- [Excerpted data]
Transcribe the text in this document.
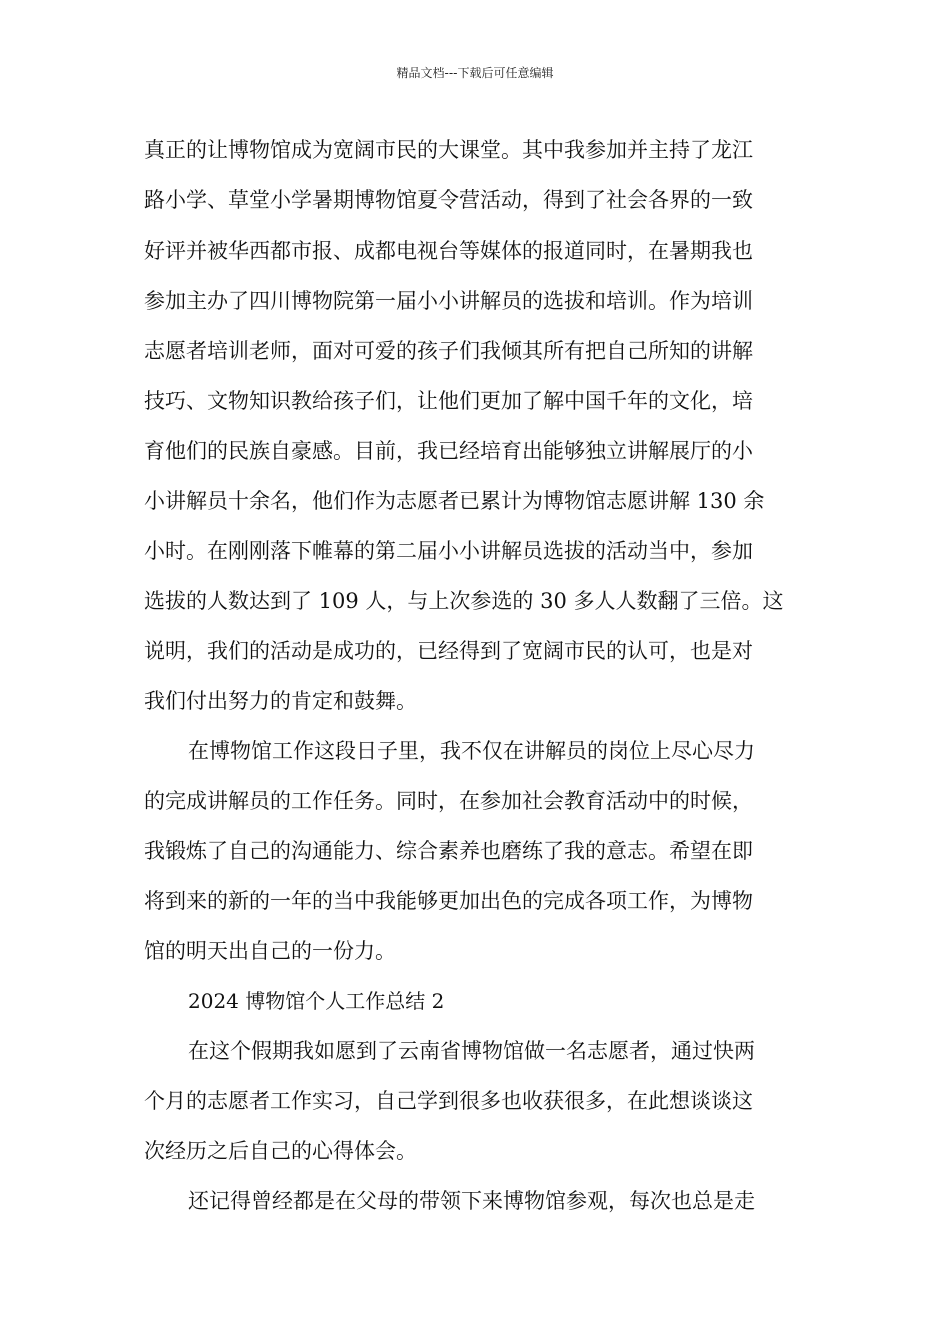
精品文档---下载后可任意编辑
真正的让博物馆成为宽阔市民的大课堂。其中我参加并主持了龙江
路小学、草堂小学暑期博物馆夏令营活动，得到了社会各界的一致
好评并被华西都市报、成都电视台等媒体的报道同时，在暑期我也
参加主办了四川博物院第一届小小讲解员的选拔和培训。作为培训
志愿者培训老师，面对可爱的孩子们我倾其所有把自己所知的讲解
技巧、文物知识教给孩子们，让他们更加了解中国千年的文化，培
育他们的民族自豪感。目前，我已经培育出能够独立讲解展厅的小
小讲解员十余名，他们作为志愿者已累计为博物馆志愿讲解 130 余
小时。在刚刚落下帷幕的第二届小小讲解员选拔的活动当中，参加
选拔的人数达到了 109 人，与上次参选的 30 多人人数翻了三倍。这
说明，我们的活动是成功的，已经得到了宽阔市民的认可，也是对
我们付出努力的肯定和鼓舞。
在博物馆工作这段日子里，我不仅在讲解员的岗位上尽心尽力
的完成讲解员的工作任务。同时，在参加社会教育活动中的时候，
我锻炼了自己的沟通能力、综合素养也磨练了我的意志。希望在即
将到来的新的一年的当中我能够更加出色的完成各项工作，为博物
馆的明天出自己的一份力。
2024 博物馆个人工作总结 2
在这个假期我如愿到了云南省博物馆做一名志愿者，通过快两
个月的志愿者工作实习，自己学到很多也收获很多，在此想谈谈这
次经历之后自己的心得体会。
还记得曾经都是在父母的带领下来博物馆参观，每次也总是走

- [Aim of the exercise] Repeat the records in full, exactly as they appear, without the pictures.

- [Solution to this problem]
Transcribe the text in this document.
精品文档---下载后可任意编辑
真正的让博物馆成为宽阔市民的大课堂。其中我参加并主持了龙江
路小学、草堂小学暑期博物馆夏令营活动，得到了社会各界的一致
好评并被华西都市报、成都电视台等媒体的报道同时，在暑期我也
参加主办了四川博物院第一届小小讲解员的选拔和培训。作为培训
志愿者培训老师，面对可爱的孩子们我倾其所有把自己所知的讲解
技巧、文物知识教给孩子们，让他们更加了解中国千年的文化，培
育他们的民族自豪感。目前，我已经培育出能够独立讲解展厅的小
小讲解员十余名，他们作为志愿者已累计为博物馆志愿讲解 130 余
小时。在刚刚落下帷幕的第二届小小讲解员选拔的活动当中，参加
选拔的人数达到了 109 人，与上次参选的 30 多人人数翻了三倍。这
说明，我们的活动是成功的，已经得到了宽阔市民的认可，也是对
我们付出努力的肯定和鼓舞。
在博物馆工作这段日子里，我不仅在讲解员的岗位上尽心尽力
的完成讲解员的工作任务。同时，在参加社会教育活动中的时候，
我锻炼了自己的沟通能力、综合素养也磨练了我的意志。希望在即
将到来的新的一年的当中我能够更加出色的完成各项工作，为博物
馆的明天出自己的一份力。
2024 博物馆个人工作总结 2
在这个假期我如愿到了云南省博物馆做一名志愿者，通过快两
个月的志愿者工作实习，自己学到很多也收获很多，在此想谈谈这
次经历之后自己的心得体会。
还记得曾经都是在父母的带领下来博物馆参观，每次也总是走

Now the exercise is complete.